Repeat the passage of the executor post between "I’ve recently been" and "the court date.", inclusive.

**TEXT SECTION**
========

# Incompetent Executor



## NewToMortgages (31 Mar 2020)

I’ve recently been gifted shares in a family property. This property was probated in 2011 after 10 years of battle over the will. In that time and in time since then the property has been neglected and let fall into disrepair. The walls are wet, lintels burst, floors damp, black mould throughout, no electricity, no water, shed roof collapsed just this winter, and  generally ignored with I believe the intention to devalue the property to the extent that none of the beneficiaries will benefit other than the executor. The executor also unduly influenced the deceased which is clear in solicitors notes but it never went to court due to the distress of those fighting it. From what we can see the only duty the executor performed in 20 years was to transfer the land (not the property) into his own name.
All family members have been too distressed to deal with it since the court date. 

I want to protect my shares in the property but the executor refuses to give a key. I understand the duty to protect the estate but he clearly is not doing so. There is a hole in the front door and smashed front window that anyone can enter through. He also has failed transfer the property into the names of the shareholders and title cannot be found in the registry.

========

**SUPPLIED INFORMATION**
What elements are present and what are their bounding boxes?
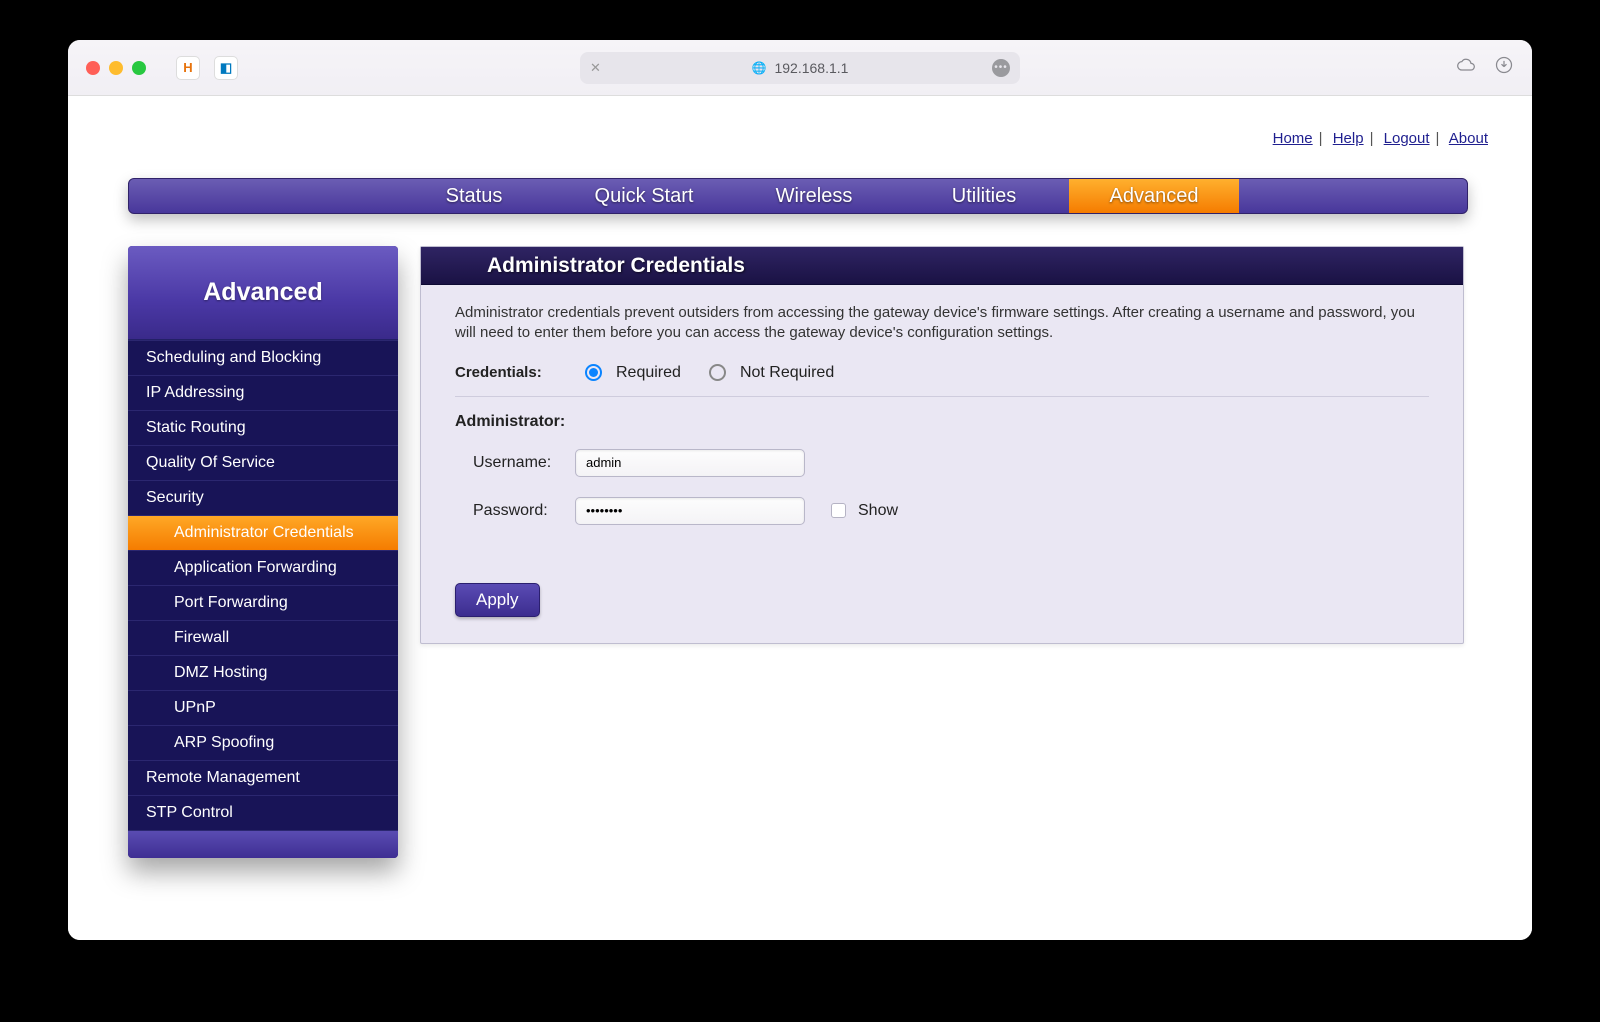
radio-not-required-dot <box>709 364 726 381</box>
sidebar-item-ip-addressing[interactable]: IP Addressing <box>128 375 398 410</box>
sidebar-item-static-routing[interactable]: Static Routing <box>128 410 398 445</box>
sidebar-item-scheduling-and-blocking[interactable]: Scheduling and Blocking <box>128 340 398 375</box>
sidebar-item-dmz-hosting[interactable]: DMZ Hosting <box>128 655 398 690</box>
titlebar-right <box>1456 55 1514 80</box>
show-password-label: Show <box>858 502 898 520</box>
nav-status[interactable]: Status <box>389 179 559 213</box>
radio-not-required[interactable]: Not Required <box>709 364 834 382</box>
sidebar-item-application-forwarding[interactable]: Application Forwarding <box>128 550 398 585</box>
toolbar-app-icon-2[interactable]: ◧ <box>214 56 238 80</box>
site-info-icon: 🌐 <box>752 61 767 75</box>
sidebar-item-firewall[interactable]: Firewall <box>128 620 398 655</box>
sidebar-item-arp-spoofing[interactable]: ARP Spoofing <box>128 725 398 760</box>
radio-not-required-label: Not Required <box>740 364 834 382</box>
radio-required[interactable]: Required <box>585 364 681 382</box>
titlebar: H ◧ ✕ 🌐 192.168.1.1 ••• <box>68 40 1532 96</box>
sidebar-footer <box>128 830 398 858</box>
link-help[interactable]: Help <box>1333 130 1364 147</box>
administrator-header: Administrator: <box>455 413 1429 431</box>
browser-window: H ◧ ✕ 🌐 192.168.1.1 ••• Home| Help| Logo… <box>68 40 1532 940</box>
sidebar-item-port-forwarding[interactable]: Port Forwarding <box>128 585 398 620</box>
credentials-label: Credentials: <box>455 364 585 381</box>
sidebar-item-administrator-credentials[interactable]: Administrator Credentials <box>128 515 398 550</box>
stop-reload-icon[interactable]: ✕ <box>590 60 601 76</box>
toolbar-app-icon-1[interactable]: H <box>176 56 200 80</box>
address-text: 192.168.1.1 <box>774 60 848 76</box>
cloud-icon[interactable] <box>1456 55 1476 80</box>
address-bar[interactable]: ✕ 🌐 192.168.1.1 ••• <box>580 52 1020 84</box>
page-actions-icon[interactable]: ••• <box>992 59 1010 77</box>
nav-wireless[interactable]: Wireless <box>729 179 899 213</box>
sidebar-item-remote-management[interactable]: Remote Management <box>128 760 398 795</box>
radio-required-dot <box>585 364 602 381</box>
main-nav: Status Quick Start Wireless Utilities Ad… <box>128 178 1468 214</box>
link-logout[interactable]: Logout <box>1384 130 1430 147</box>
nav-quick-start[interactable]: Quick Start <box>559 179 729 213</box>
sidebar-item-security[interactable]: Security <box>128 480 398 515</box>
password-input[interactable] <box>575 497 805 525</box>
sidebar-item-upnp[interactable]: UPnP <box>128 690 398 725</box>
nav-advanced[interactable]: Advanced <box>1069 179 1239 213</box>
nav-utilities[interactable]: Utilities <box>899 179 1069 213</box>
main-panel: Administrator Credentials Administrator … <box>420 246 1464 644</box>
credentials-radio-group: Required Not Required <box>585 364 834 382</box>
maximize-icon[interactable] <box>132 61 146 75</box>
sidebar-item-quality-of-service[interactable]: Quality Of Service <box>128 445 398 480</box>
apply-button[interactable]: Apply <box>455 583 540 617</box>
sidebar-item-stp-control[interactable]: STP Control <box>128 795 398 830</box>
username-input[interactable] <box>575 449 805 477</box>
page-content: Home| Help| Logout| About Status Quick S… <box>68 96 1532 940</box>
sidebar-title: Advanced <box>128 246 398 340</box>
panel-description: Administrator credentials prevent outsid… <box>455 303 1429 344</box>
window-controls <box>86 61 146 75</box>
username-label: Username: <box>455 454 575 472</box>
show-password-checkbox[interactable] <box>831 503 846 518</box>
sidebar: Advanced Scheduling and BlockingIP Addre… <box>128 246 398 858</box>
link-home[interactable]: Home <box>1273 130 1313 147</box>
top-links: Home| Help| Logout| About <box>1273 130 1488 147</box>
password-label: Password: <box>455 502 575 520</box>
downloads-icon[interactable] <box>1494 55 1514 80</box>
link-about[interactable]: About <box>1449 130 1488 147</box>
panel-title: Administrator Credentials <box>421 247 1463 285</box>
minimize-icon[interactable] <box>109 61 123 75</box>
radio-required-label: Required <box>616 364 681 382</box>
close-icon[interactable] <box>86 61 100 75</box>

========

**ANSWER TO THE EXERCISE**
I’ve recently been gifted shares in a family property. This property was probated in 2011 after 10 years of battle over the will. In that time and in time since then the property has been neglected and let fall into disrepair. The walls are wet, lintels burst, floors damp, black mould throughout, no electricity, no water, shed roof collapsed just this winter, and  generally ignored with I believe the intention to devalue the property to the extent that none of the beneficiaries will benefit other than the executor. The executor also unduly influenced the deceased which is clear in solicitors notes but it never went to court due to the distress of those fighting it. From what we can see the only duty the executor performed in 20 years was to transfer the land (not the property) into his own name.
All family members have been too distressed to deal with it since the court date.